According to the passage on QAnon below, when did the FBI declare QAnon a domestic terrorism threat?

--- Document passage ---

Another factor that helped spread the conspiracy was the COVID-19 pandemic, easily integrated into the nefarious plan of the elites. For some of Q’s followers, the virus does not exist; for others, it was created as a control tool. Long hours of confinement were spent searching the internet for clues and debating their meaning in order to accelerate the “great awakening”; in fact, QAnon has been compared to a highly addictive digital LARP (live action role playing) game. Even when Q’s predictions fail to materialise, believers rationalise them with new interpretations. Many are baby-boomers whose relatives now exchange stories and advice in the support groups that have sprung up on the same social media where their parents and grandparents were recruited.
At Trump rallies QAnon's supporters are increasingly visible, holding up banners and wearing T-shirts and baseball caps showing the letter Q and slogans of the movement, such as WWG1WGA (“Where we go one, we go all”) and “Save the children”. Far from disavowing them Trump has given them his tacit support, referring to them as “people who love our country,” sharing their tweets and publicly congratulating Marjorie Taylor Greene when she was won the primary for Congress in a staunchly Republican district of Georgia. Greene is the most enthusiastic supporter of QAnon among the nearly two dozen candidates who have supported or promoted the conspiracy.

Surprisingly, given QAnon’s off-the-wall character and its primarily American cast, the conspiracy theory has reached Latin America and Western Europe. According to NewsGuard, which assesses the veracity of online news, it is being circulated by dozens of social media accounts with hundreds of thousands of subscribers and followers in the UK, France, Italy and Germany. On the other hand, protesters waving QAnon-related signs have taken part in mobilisations against measures to prevent the spread of the coronavirus in London, Paris and Berlin, such as the one that threatened to storm the Reichstag in late August.
The fact that Q’s messages are so vague and cryptic makes them easy to adapt to local circumstances by existing groups – whether far-right white supremacists or populists like the Yellow Vests. Emmanuel Macron, Giuseppe Conte and Angela Merkel have been accused of being paedophiles, Satanists and puppets of the deep state, while populist nationalists such as Vladimir Putin, Boris Johnson, Matteo Salvini and Jair Bolsonaro are lionised as Trump’s allies. The movement has been linked to acts of violence – as in the US, where the FBI declared QAnon a domestic terrorism threat in August 2019. The white supremacist who killed 10 people in Hanau last February was a fan of Q’s.

QAnon exposes the social fractures provoked by growing inequality as well as feelings of alienation from the elites. It is also a symptom of mistrust towards the mainstream media and of acceptance of “alternative facts.” Tired of feeling that they have no voice, believers now cling to the hope that the situation will change when the “storm” hits, and they are proud to be part of the “great awakening.” Sceptic taunts and social media restrictions only fuel their feeling of persecution and foster intra-group solidarity. In this context, this and other conspiracy theories will doubtless continue to recruit believers.

--- Data shown ---

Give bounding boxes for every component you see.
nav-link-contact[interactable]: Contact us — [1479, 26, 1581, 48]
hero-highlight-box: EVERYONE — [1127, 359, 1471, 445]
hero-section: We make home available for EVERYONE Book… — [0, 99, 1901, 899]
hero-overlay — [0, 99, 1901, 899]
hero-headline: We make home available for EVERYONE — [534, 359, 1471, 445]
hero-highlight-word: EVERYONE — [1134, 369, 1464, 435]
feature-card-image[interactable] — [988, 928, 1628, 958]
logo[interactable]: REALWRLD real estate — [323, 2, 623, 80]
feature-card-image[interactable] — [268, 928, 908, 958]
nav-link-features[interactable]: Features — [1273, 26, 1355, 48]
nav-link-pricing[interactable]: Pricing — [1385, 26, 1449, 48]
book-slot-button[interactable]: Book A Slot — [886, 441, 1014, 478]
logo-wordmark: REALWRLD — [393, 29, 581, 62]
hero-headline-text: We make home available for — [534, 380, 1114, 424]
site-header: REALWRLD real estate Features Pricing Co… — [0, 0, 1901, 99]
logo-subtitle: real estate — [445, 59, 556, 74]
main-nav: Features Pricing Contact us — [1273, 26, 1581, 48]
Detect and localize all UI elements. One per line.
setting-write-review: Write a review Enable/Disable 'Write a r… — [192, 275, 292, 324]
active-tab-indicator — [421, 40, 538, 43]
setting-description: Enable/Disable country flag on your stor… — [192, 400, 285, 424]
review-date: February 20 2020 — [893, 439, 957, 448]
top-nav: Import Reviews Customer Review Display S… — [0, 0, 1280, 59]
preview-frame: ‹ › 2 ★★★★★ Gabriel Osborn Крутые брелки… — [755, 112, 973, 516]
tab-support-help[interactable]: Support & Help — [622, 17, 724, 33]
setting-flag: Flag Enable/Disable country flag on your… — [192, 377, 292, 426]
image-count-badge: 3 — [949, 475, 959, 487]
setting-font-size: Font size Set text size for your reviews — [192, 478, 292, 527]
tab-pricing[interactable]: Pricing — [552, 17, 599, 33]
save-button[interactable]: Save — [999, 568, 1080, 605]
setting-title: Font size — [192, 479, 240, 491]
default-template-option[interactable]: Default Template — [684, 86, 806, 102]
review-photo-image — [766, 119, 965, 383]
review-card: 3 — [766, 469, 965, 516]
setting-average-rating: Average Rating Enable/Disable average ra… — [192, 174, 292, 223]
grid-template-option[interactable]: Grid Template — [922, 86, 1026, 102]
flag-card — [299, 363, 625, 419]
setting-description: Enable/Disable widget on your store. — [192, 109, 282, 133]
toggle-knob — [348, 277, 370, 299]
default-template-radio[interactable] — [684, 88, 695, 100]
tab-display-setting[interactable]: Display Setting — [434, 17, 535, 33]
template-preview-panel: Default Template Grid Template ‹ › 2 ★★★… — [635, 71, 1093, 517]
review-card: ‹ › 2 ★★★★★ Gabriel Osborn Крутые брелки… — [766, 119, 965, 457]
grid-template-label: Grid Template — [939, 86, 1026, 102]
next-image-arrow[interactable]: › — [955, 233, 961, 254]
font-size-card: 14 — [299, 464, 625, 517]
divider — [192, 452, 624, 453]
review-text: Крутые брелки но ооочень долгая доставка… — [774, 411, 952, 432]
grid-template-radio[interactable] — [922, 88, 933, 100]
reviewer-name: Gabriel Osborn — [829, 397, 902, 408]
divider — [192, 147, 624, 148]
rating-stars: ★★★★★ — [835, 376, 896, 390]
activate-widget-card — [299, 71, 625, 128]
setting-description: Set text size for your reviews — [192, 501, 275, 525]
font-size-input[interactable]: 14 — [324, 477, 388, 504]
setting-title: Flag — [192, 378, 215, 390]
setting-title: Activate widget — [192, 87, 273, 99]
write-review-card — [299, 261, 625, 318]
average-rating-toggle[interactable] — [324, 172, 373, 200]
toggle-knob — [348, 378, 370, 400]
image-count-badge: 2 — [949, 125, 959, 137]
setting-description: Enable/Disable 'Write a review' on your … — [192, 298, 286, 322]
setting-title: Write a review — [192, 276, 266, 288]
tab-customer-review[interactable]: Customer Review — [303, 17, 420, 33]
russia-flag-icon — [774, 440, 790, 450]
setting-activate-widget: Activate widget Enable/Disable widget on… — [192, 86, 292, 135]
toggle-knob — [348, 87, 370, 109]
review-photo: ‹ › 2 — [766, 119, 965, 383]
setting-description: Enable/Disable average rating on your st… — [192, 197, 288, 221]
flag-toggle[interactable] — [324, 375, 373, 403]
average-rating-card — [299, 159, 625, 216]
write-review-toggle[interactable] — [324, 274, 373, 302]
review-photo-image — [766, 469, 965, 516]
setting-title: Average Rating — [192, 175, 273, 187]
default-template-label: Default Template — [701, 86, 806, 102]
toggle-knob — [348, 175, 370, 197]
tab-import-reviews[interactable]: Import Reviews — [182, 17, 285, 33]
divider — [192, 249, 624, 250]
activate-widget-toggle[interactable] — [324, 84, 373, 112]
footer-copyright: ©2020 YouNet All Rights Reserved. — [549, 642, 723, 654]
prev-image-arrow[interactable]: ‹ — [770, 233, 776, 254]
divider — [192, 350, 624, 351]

---

→ Solved exercise: In August 2019.